**** SELECTED EXTRACT
Further Developments in SNB BI Workload
We are presently working on the SNB BI workload. Andrey Gubichev of TU Munchen and myself are going through the queries and are playing with two SQL based implementations, one on Virtuoso and the other on Hyper.
As discussed before, the BI workload has the same choke points as TPC-H as a base but pushes further in terms of graphiness and query complexity.
There are obvious marketing applications for a SNB-like dataset. There are also security related applications, ranging from fraud detection to intelligence analysis. The latter category is significant but harder to approach, as much of the detail of best practice is itself not in the open. In this post, I will outline some ideas discussed over time that might cristallize into a security related section in the SNB BI workload. We invite comments from practitioners for making the business questions more relevant while protecting sensitive details.
Let’s look at what scenarios would fit with the dataset. We have people, different kinds of connections between people, organizations, places and messages. Messages (posts/replies), people and organizations are geo-tagged. Making a finer level of geo-tagging, with actual GPS coordinates, travel itineraries etc, all referring to real places would make the data even more interesting. The geo dimension will be explored separately in a forthcoming post.
One of the first things to appear when approaching the question isthat the analysis of behavior patterns over time is not easily captured in purely declarative queries. For example, temporal sequence of events and the quantity and quality of of interactions between players leads to intractably long queries which are hard to understand and debug. Therefore, views and intermediate materializations become increasingly necessary.
Another feature of the scene is that information is never complete. Even if logs are complete for any particular system, there are always possible interactions outside of the system. Therefore we tend to get match scores more then strictly Boolean conditions. Since everybody is related to everybody else via a relative short path, the nature and stremgth of the relationship is key to interpreting its significance.
Since a query consisting of scores and outer joins only is difficult to interpret and optimize, and since the information is seldom complete, some blanks may have to be filled in by guesses. The database must therefore contain metadata about this.
********
YOUR GOAL:
Copy out the whole post on the SNB BI workload word for word. The records have nothing to do with this.
**** SUPPLIED RECORDS
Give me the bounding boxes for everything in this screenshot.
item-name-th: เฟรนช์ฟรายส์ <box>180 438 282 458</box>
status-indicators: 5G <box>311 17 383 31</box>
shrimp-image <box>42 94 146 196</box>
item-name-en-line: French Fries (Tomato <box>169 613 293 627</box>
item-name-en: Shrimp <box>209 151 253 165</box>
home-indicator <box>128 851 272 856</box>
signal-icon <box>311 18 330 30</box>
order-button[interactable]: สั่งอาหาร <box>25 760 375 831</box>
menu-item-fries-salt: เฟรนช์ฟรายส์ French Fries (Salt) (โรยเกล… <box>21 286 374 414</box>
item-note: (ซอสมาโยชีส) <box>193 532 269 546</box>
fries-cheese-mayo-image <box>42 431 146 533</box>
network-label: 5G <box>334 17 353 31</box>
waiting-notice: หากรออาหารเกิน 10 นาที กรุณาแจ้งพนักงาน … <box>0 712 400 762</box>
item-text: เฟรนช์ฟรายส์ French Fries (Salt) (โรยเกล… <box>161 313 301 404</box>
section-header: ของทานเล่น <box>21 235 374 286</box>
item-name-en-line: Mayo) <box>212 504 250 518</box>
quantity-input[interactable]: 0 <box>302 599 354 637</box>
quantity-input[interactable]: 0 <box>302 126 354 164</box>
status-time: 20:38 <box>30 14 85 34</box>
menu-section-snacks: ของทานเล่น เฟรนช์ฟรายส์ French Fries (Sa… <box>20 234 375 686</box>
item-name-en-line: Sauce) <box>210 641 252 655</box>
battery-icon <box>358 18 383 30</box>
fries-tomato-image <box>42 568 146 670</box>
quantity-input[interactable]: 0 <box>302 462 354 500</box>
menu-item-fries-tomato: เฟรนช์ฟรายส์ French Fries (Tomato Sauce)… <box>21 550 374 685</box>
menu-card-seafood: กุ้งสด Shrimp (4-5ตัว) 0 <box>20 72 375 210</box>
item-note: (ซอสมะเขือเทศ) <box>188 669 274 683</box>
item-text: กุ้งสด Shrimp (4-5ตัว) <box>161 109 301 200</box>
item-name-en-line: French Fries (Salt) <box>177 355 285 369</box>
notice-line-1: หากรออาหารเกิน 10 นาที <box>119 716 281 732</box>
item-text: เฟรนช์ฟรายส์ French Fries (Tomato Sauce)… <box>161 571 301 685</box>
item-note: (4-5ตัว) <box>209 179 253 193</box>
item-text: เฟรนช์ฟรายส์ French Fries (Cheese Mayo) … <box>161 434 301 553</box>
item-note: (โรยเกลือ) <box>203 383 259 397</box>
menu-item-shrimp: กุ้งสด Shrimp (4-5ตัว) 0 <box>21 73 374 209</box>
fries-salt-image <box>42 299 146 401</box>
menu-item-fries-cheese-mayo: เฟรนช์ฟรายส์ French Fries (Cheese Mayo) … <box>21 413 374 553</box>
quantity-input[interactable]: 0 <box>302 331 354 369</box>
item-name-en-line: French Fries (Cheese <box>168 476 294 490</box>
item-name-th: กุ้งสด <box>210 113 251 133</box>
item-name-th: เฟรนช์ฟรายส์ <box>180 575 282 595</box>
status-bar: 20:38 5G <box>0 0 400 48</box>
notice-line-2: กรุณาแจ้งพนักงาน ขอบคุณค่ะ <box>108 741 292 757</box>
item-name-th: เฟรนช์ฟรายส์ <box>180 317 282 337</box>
********
WRITTEN ANSWER:
Further Developments in SNB BI Workload
We are presently working on the SNB BI workload. Andrey Gubichev of TU Munchen and myself are going through the queries and are playing with two SQL based implementations, one on Virtuoso and the other on Hyper.
As discussed before, the BI workload has the same choke points as TPC-H as a base but pushes further in terms of graphiness and query complexity.
There are obvious marketing applications for a SNB-like dataset. There are also security related applications, ranging from fraud detection to intelligence analysis. The latter category is significant but harder to approach, as much of the detail of best practice is itself not in the open. In this post, I will outline some ideas discussed over time that might cristallize into a security related section in the SNB BI workload. We invite comments from practitioners for making the business questions more relevant while protecting sensitive details.
Let’s look at what scenarios would fit with the dataset. We have people, different kinds of connections between people, organizations, places and messages. Messages (posts/replies), people and organizations are geo-tagged. Making a finer level of geo-tagging, with actual GPS coordinates, travel itineraries etc, all referring to real places would make the data even more interesting. The geo dimension will be explored separately in a forthcoming post.
One of the first things to appear when approaching the question isthat the analysis of behavior patterns over time is not easily captured in purely declarative queries. For example, temporal sequence of events and the quantity and quality of of interactions between players leads to intractably long queries which are hard to understand and debug. Therefore, views and intermediate materializations become increasingly necessary.
Another feature of the scene is that information is never complete. Even if logs are complete for any particular system, there are always possible interactions outside of the system. Therefore we tend to get match scores more then strictly Boolean conditions. Since everybody is related to everybody else via a relative short path, the nature and stremgth of the relationship is key to interpreting its significance.
Since a query consisting of scores and outer joins only is difficult to interpret and optimize, and since the information is seldom complete, some blanks may have to be filled in by guesses. The database must therefore contain metadata about this.